# [Requests]
A) Answer these from the Ansel Adams show review, one answer per line, marked (i), (ii), (iii) to match:
(i) Through what date does the show run?
(ii) Which museum is presenting the show?
(iii) In the portrait of Alfred Stieglitz, what appears with him?
B) Please quote the Ansel Adams show review word for word, everything from "When you think" down to "a timeless majesty.".

# [Source document]
When you think about Ansel Adams, the images likely to come to mind are his breathtaking Yosemite Park landscape photographs, where incredible depth of field and stark black and white give nature a timeless majesty.

Of course, these are the essential images that anchor the Eiteljorg Museum of American Indians and Western Art’s new show, “Ansel Adams,” (running through Aug. 3). It’s difficult to imagine an Adams show without them, and they’d be enough to satisfy anyone with a love of photography, nature or both. But his Yosemite photographs are just a part of what’s revealed here.
 

ae-canyon-de-chelley-pr-15col.jpg Above, Canyon de Chelly National Monument, Arizona, 1942 (Photograph by Ansel Adams. Collection Center for Creative Photography. ©The Ansel Adams Publishing Rights Trust )

Among the work that might surprise neophytes is “Grass and Pool: the Sierra Nevada, California, c. 1935,” which shows grass blades up close in shallow water. Buddhist grave markers are shot with a rainbow in the background (an image saved from hokiness by Adams’ mastery of grays). And there are people, too. Fellow photographic legend Alfred Stieglitz is shot with a painting by his once-partner Georgia O’Keefe. And, most powerfully for me, Adams captured a portrait of three “Trailer Camp Children,” the youngest staring at the camera, the middle filled with feral energy, and the

third seemingly dazed with exhaustion.

# [Information given]
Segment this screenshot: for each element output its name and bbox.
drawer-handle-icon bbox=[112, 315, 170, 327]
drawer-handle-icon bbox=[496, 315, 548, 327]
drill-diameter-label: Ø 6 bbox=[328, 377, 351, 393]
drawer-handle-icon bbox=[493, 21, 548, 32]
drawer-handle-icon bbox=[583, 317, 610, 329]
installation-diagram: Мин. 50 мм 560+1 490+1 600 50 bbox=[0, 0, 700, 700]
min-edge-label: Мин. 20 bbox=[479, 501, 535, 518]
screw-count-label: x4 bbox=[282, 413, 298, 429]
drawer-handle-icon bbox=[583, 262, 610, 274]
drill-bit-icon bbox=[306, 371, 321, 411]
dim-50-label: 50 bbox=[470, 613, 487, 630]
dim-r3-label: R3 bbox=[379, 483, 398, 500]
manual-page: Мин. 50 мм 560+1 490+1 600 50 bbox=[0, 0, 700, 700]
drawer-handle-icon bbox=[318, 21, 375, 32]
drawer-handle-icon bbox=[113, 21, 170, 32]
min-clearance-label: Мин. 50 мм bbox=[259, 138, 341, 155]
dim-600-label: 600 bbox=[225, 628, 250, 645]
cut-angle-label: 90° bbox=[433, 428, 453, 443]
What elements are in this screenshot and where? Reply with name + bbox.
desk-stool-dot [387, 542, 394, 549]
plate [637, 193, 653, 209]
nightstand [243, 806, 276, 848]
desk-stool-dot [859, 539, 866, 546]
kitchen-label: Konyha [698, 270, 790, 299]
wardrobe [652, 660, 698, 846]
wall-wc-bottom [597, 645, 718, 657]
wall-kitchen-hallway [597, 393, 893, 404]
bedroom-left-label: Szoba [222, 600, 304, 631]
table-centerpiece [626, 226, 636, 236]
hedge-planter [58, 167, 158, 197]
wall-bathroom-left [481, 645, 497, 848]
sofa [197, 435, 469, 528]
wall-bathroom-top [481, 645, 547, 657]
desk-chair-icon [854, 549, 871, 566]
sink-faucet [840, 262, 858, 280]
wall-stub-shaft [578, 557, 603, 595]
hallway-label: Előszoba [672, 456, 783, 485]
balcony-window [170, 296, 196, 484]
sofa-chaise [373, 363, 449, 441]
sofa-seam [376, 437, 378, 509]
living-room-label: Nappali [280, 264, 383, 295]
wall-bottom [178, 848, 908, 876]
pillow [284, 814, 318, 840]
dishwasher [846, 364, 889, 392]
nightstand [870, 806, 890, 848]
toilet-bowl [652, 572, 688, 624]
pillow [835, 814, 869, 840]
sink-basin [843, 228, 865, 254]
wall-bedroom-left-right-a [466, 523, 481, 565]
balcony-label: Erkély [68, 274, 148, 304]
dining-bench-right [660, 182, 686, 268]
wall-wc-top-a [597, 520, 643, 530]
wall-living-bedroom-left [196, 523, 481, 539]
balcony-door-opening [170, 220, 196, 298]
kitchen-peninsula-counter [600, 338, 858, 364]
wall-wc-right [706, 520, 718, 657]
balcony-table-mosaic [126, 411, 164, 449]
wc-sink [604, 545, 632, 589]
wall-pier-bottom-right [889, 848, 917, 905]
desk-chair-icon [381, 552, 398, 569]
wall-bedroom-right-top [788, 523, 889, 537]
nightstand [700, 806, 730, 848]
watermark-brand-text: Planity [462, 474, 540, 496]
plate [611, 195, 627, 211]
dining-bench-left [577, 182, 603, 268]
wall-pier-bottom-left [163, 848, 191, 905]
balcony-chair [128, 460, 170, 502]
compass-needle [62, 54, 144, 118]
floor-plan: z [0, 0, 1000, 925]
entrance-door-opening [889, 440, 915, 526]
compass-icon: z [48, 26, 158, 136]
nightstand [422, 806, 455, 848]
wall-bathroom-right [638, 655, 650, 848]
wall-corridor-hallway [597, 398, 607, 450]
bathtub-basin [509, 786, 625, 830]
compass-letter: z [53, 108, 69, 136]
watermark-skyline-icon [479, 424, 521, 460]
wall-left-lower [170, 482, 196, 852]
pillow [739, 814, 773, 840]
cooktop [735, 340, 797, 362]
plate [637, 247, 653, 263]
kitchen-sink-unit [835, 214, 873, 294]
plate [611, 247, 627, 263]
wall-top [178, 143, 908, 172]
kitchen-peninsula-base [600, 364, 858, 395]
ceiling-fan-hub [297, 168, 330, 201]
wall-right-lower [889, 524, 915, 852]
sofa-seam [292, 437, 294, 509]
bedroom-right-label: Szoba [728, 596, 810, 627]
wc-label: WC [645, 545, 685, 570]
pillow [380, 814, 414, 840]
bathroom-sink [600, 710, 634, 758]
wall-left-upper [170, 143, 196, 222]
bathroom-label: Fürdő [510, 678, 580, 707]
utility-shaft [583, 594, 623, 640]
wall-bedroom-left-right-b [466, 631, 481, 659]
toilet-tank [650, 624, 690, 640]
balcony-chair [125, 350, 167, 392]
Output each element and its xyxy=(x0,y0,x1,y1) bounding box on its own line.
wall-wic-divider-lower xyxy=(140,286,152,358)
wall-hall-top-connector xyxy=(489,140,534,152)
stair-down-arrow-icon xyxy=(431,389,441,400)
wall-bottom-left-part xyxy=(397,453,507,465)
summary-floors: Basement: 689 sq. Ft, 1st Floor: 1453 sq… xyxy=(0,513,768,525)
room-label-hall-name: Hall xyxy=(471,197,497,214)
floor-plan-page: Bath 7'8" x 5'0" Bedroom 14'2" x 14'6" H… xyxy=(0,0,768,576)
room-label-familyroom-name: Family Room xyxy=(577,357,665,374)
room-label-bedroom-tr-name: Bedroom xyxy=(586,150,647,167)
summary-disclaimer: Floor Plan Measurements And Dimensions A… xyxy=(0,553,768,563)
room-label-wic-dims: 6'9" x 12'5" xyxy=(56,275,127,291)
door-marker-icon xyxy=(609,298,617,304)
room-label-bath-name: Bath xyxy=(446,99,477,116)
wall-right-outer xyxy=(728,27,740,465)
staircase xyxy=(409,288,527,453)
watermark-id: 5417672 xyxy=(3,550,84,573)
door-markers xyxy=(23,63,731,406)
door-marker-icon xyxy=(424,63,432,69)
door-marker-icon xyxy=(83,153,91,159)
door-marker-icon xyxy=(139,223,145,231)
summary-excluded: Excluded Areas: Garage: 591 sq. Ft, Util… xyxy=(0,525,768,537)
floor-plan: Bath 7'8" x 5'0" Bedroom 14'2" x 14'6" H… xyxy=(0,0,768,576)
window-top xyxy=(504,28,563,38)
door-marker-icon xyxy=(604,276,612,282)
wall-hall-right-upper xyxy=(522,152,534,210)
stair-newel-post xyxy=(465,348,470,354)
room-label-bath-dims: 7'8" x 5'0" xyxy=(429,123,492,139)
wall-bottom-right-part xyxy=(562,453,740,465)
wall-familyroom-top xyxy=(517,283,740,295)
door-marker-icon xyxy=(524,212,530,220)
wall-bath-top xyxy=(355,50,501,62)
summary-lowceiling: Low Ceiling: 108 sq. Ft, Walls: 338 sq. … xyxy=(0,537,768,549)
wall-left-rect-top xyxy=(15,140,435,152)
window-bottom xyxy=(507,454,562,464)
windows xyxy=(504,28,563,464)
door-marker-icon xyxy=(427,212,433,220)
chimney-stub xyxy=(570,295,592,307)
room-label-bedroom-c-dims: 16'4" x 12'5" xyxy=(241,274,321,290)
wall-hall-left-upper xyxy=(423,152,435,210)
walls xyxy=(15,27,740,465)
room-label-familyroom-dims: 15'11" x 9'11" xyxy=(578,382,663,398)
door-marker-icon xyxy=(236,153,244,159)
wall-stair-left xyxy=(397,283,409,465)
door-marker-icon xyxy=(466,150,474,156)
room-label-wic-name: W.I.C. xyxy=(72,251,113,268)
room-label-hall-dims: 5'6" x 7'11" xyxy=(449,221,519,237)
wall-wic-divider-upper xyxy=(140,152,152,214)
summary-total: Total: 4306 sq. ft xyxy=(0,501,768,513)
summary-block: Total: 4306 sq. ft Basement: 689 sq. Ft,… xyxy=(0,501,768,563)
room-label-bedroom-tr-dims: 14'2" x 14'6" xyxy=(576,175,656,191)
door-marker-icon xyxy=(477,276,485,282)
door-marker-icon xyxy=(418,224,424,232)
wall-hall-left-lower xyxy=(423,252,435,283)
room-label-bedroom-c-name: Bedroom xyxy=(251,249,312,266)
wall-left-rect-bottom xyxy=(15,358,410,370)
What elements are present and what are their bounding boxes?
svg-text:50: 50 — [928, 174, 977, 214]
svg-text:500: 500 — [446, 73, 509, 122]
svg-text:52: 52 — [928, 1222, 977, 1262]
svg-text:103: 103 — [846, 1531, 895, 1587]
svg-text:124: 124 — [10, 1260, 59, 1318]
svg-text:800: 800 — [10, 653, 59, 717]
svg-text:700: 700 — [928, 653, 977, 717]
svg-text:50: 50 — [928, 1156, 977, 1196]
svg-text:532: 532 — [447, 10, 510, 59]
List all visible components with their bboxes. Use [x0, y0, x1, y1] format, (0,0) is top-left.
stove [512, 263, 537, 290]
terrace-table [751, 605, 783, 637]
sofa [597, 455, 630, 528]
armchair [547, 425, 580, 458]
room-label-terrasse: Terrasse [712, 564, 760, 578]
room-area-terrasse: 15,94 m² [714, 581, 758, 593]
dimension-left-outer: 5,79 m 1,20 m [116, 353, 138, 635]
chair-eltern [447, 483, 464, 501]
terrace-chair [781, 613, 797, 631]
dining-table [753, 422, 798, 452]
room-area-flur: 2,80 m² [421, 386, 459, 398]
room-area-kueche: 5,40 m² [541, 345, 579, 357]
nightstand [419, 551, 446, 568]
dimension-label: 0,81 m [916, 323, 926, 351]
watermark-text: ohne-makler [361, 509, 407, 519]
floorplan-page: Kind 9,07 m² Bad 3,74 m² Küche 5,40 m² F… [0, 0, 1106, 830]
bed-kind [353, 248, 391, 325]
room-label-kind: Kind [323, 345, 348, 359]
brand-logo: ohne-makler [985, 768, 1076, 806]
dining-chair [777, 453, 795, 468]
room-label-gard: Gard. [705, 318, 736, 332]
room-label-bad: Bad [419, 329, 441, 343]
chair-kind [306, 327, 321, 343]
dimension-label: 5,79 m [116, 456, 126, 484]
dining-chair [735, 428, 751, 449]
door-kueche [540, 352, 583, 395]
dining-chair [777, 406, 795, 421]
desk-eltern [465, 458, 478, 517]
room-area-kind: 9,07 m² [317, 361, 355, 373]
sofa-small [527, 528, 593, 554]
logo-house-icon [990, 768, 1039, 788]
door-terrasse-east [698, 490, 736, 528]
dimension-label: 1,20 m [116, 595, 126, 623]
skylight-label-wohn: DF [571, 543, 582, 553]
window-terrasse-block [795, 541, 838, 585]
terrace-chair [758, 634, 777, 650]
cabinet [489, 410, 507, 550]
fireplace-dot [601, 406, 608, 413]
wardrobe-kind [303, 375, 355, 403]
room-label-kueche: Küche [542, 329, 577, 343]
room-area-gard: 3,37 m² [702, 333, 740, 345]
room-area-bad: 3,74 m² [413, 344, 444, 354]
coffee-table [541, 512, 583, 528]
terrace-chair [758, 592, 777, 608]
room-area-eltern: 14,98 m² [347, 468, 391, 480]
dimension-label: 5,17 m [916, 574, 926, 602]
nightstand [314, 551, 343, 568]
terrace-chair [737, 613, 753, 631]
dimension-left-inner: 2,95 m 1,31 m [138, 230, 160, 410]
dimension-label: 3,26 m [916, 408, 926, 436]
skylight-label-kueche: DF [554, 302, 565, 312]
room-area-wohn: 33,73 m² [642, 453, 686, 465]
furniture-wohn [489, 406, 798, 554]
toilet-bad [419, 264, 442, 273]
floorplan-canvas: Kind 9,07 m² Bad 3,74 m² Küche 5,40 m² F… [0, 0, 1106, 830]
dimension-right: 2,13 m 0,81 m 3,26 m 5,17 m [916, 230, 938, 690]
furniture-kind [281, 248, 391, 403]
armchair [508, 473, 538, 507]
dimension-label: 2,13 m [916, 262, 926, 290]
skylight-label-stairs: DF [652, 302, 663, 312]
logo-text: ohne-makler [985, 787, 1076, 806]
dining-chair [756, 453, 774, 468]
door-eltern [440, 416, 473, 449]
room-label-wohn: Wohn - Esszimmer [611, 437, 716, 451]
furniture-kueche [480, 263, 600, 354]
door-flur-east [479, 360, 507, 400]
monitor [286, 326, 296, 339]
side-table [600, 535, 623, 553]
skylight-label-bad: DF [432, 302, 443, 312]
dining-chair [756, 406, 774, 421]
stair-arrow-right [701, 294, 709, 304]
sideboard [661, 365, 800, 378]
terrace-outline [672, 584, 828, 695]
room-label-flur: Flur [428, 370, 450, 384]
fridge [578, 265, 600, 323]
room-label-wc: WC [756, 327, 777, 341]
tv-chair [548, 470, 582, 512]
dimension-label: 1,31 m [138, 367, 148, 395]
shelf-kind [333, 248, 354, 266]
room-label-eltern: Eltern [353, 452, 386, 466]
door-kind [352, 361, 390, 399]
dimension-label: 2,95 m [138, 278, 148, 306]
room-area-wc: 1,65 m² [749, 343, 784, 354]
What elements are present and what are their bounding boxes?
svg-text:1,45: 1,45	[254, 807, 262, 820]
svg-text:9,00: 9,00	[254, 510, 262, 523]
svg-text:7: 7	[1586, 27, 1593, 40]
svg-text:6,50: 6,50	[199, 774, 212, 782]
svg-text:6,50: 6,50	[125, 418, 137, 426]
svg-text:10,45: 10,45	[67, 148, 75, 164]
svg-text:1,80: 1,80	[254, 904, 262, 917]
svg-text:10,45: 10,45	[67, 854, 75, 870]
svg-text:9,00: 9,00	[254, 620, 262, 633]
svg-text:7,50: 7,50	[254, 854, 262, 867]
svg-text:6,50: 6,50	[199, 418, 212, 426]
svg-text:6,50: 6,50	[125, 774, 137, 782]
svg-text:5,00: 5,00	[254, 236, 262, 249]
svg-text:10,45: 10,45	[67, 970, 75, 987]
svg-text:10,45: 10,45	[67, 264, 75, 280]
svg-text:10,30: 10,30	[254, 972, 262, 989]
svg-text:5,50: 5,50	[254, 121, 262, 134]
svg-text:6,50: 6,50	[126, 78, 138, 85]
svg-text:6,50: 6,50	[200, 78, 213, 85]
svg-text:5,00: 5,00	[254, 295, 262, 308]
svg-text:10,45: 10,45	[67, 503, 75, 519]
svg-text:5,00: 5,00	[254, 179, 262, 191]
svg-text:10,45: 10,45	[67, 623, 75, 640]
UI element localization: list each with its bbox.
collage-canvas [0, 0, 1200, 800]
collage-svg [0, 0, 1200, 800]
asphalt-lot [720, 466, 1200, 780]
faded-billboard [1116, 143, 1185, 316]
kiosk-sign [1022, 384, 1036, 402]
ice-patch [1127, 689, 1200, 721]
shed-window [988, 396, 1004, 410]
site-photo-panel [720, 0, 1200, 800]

# [Answers for this exercise]
A)
(i) Aug. 3
(ii) The Eiteljorg Museum of American Indians and Western Art
(iii) A painting by his once-partner Georgia O'Keefe

B)
When you think about Ansel Adams, the images likely to come to mind are his breathtaking Yosemite Park landscape photographs, where incredible depth of field and stark black and white give nature a timeless majesty.